(Stored data)

..........

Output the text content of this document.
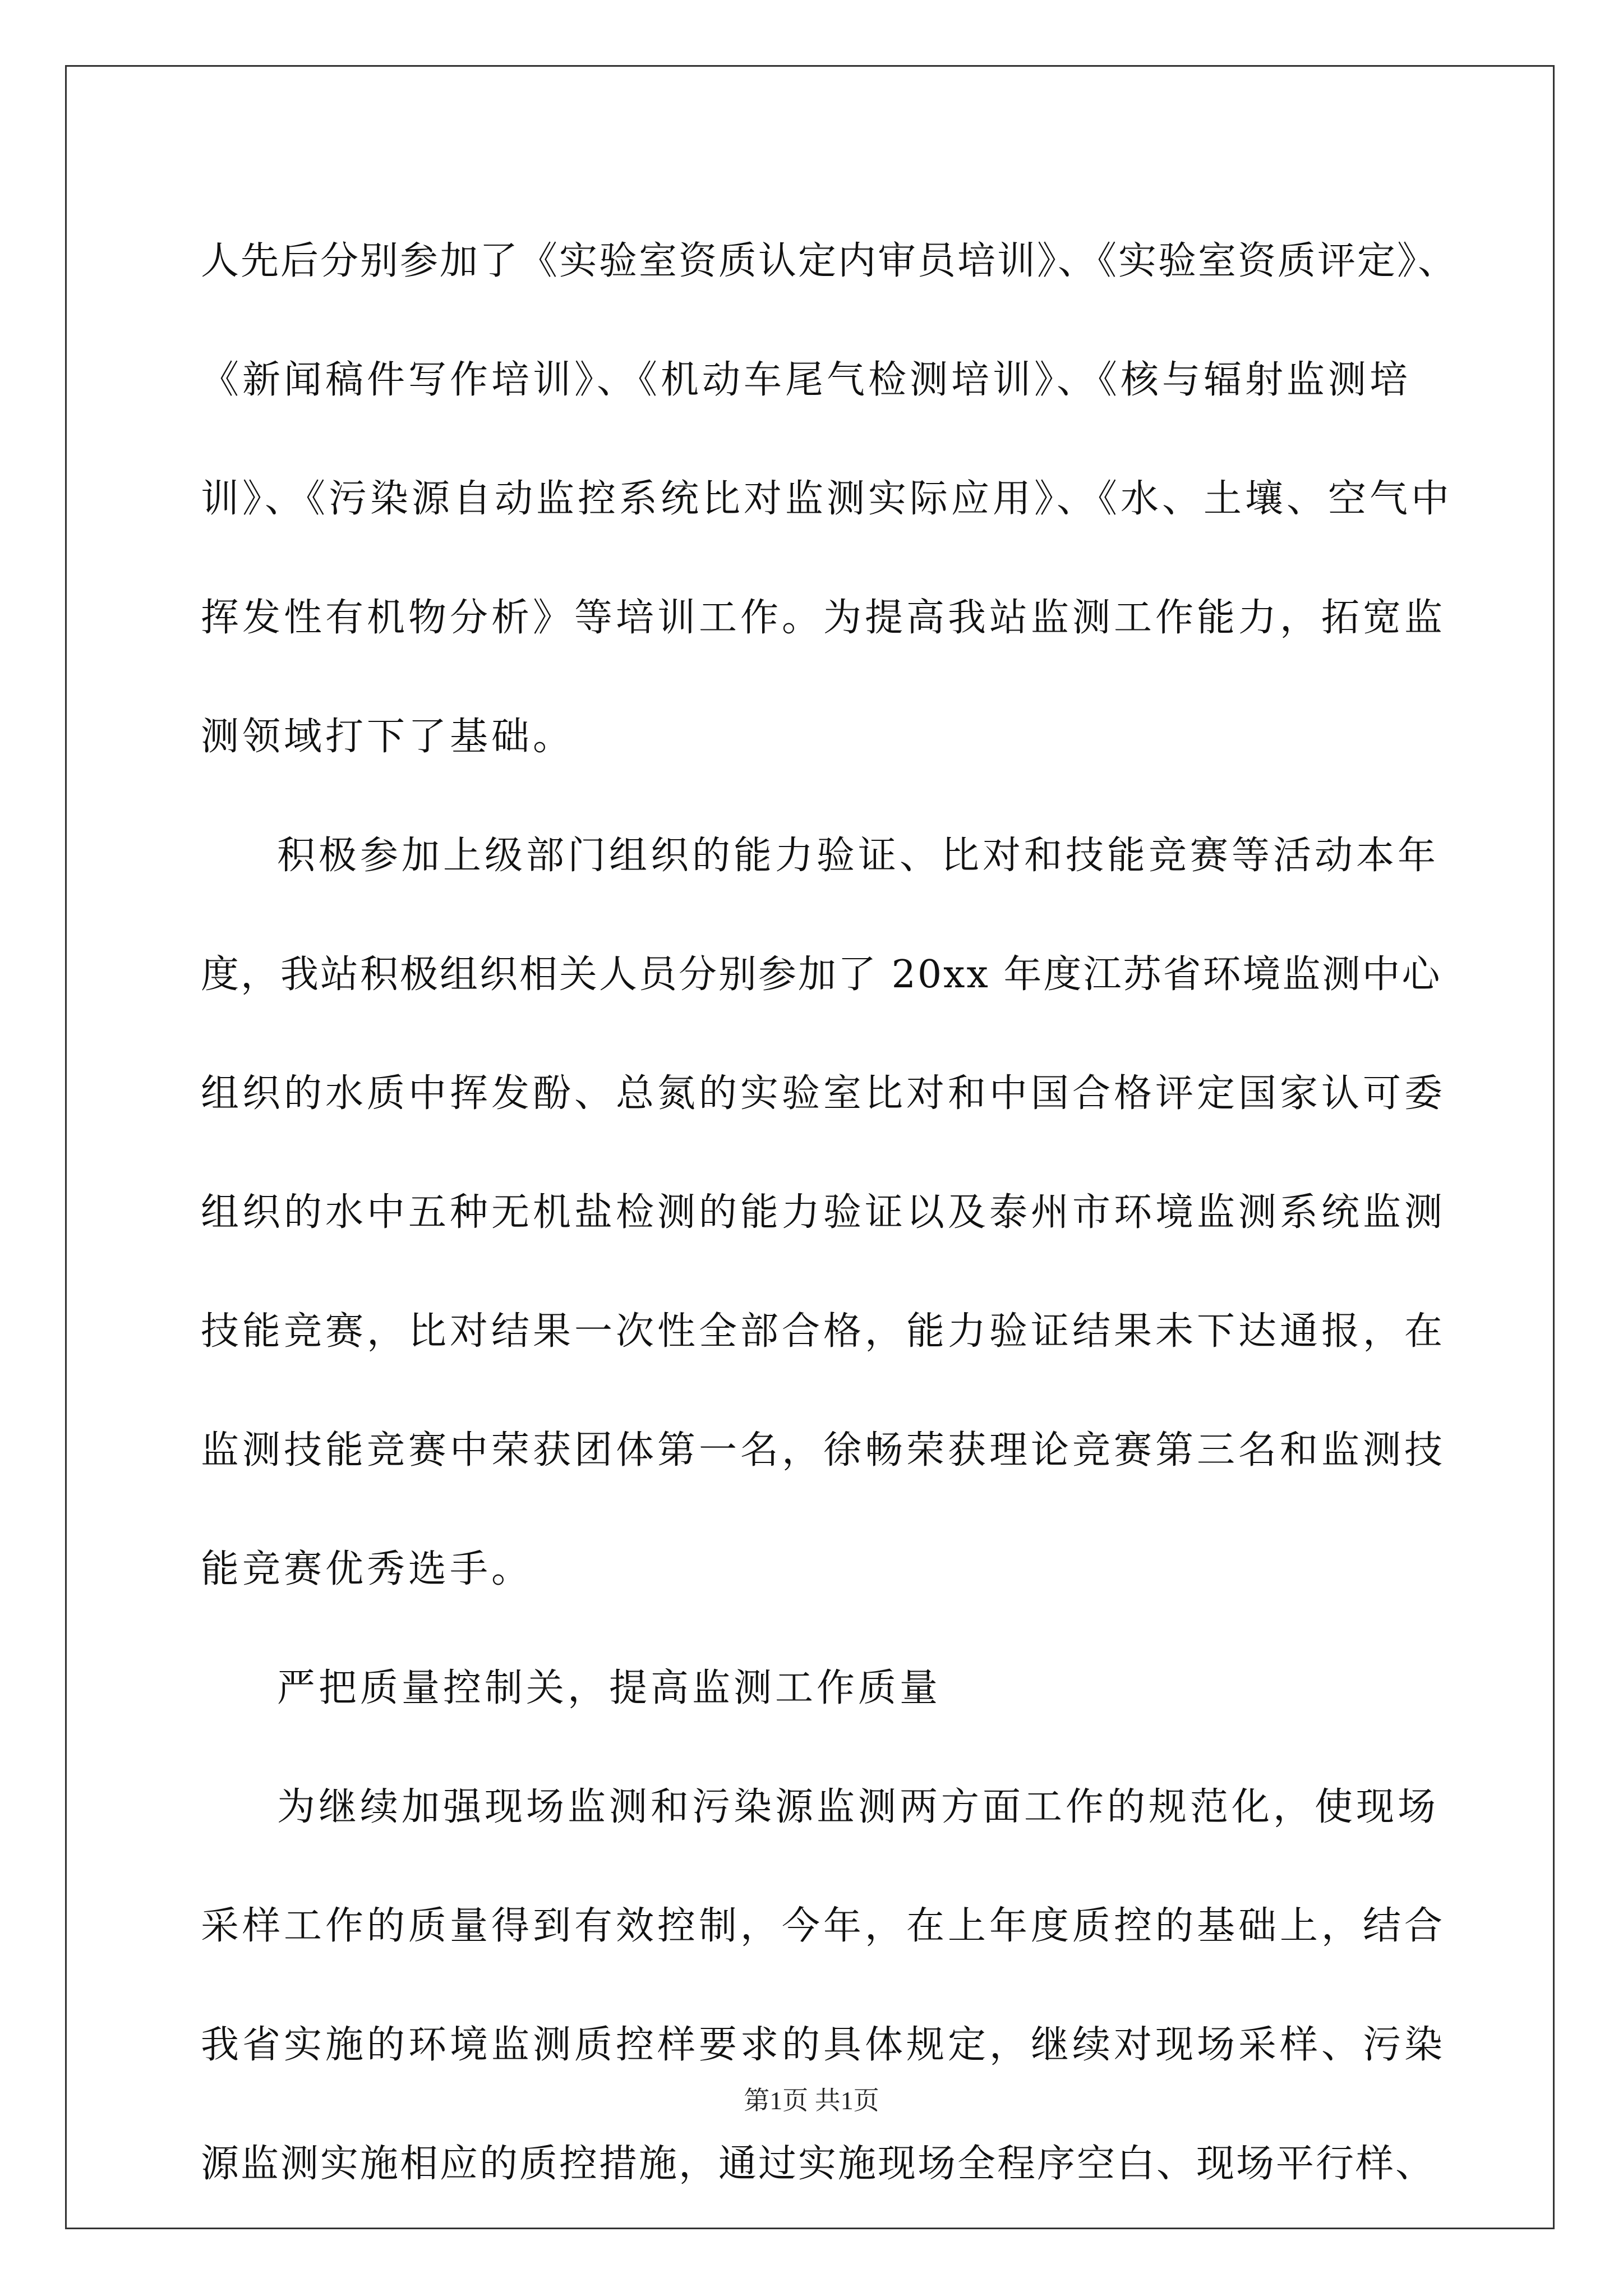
人先后分别参加了《实验室资质认定内审员培训》、《实验室资质评定》、
《新闻稿件写作培训》、《机动车尾气检测培训》、《核与辐射监测培
训》、《污染源自动监控系统比对监测实际应用》、《水、土壤、空气中
挥发性有机物分析》等培训工作。为提高我站监测工作能力，拓宽监
测领域打下了基础。
积极参加上级部门组织的能力验证、比对和技能竞赛等活动本年
度，我站积极组织相关人员分别参加了 20xx 年度江苏省环境监测中心
组织的水质中挥发酚、总氮的实验室比对和中国合格评定国家认可委
组织的水中五种无机盐检测的能力验证以及泰州市环境监测系统监测
技能竞赛，比对结果一次性全部合格，能力验证结果未下达通报，在
监测技能竞赛中荣获团体第一名，徐畅荣获理论竞赛第三名和监测技
能竞赛优秀选手。
严把质量控制关，提高监测工作质量
为继续加强现场监测和污染源监测两方面工作的规范化，使现场
采样工作的质量得到有效控制，今年，在上年度质控的基础上，结合
我省实施的环境监测质控样要求的具体规定，继续对现场采样、污染
源监测实施相应的质控措施，通过实施现场全程序空白、现场平行样、
第1页 共1页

..........

> _WHAT TO WORK ON_: Retype all of the entries exactly as written, leaving out any images.

> _ANSWER TO THE TASK_:
Output the text content of this document.
人先后分别参加了《实验室资质认定内审员培训》、《实验室资质评定》、
《新闻稿件写作培训》、《机动车尾气检测培训》、《核与辐射监测培
训》、《污染源自动监控系统比对监测实际应用》、《水、土壤、空气中
挥发性有机物分析》等培训工作。为提高我站监测工作能力，拓宽监
测领域打下了基础。
积极参加上级部门组织的能力验证、比对和技能竞赛等活动本年
度，我站积极组织相关人员分别参加了 20xx 年度江苏省环境监测中心
组织的水质中挥发酚、总氮的实验室比对和中国合格评定国家认可委
组织的水中五种无机盐检测的能力验证以及泰州市环境监测系统监测
技能竞赛，比对结果一次性全部合格，能力验证结果未下达通报，在
监测技能竞赛中荣获团体第一名，徐畅荣获理论竞赛第三名和监测技
能竞赛优秀选手。
严把质量控制关，提高监测工作质量
为继续加强现场监测和污染源监测两方面工作的规范化，使现场
采样工作的质量得到有效控制，今年，在上年度质控的基础上，结合
我省实施的环境监测质控样要求的具体规定，继续对现场采样、污染
源监测实施相应的质控措施，通过实施现场全程序空白、现场平行样、
第1页 共1页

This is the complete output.